* Exercise directions
Repeat exactly, and only, the lines from the line containing "Output the text content of this document." through the last line of the records below, including both.

## Begin

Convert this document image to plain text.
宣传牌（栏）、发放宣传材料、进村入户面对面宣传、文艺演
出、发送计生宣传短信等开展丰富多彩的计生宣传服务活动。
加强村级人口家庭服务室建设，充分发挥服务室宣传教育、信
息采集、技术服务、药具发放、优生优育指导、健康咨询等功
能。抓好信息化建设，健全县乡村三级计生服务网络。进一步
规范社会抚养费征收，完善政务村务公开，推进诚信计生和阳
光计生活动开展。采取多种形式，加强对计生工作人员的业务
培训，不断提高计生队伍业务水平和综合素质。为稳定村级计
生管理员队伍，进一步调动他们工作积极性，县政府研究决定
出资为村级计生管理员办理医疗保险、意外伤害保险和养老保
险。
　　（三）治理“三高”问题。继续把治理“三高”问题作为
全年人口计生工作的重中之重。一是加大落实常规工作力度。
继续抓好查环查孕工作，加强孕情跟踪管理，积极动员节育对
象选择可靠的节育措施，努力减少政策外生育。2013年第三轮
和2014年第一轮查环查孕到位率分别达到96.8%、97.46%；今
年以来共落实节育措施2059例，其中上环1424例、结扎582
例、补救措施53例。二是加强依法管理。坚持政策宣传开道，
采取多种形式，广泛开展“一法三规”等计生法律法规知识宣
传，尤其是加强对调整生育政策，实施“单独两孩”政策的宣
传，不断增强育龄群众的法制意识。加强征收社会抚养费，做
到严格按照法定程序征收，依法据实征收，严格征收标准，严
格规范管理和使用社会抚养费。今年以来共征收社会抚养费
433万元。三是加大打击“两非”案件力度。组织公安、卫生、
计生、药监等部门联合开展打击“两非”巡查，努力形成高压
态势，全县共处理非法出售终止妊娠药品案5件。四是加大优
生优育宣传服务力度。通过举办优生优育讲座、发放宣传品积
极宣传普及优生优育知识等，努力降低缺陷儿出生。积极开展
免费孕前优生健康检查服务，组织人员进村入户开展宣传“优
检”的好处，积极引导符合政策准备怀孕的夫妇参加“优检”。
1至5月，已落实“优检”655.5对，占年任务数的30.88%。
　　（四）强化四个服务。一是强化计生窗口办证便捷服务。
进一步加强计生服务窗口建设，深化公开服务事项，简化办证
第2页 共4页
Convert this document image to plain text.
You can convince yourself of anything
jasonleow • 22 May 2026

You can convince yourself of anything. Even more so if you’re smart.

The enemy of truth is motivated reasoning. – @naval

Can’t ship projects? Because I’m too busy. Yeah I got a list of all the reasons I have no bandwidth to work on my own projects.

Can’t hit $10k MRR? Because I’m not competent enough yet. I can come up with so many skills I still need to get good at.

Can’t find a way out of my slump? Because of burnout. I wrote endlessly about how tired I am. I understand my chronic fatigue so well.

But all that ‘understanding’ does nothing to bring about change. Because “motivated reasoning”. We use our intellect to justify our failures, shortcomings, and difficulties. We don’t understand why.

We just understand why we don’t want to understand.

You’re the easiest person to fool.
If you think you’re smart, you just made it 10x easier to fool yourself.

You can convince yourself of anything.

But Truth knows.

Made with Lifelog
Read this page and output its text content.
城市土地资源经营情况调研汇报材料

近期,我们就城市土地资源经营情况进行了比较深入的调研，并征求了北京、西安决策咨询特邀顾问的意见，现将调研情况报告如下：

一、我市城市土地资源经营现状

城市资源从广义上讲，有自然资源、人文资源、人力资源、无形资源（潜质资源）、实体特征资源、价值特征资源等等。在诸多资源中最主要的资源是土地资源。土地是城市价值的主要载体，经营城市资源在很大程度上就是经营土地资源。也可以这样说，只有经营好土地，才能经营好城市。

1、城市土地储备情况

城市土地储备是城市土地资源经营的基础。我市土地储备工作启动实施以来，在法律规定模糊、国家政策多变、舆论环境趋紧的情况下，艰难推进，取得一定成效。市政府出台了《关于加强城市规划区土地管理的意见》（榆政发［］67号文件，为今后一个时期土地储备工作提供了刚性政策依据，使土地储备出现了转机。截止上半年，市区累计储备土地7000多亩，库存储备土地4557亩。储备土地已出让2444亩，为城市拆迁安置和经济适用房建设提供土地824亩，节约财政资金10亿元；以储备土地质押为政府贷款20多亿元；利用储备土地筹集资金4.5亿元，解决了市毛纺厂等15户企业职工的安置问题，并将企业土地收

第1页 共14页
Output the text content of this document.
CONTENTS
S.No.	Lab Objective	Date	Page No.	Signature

## End

* Exercise solution
Output the text content of this document.
CONTENTS
S.No.	Lab Objective	Date	Page No.	Signature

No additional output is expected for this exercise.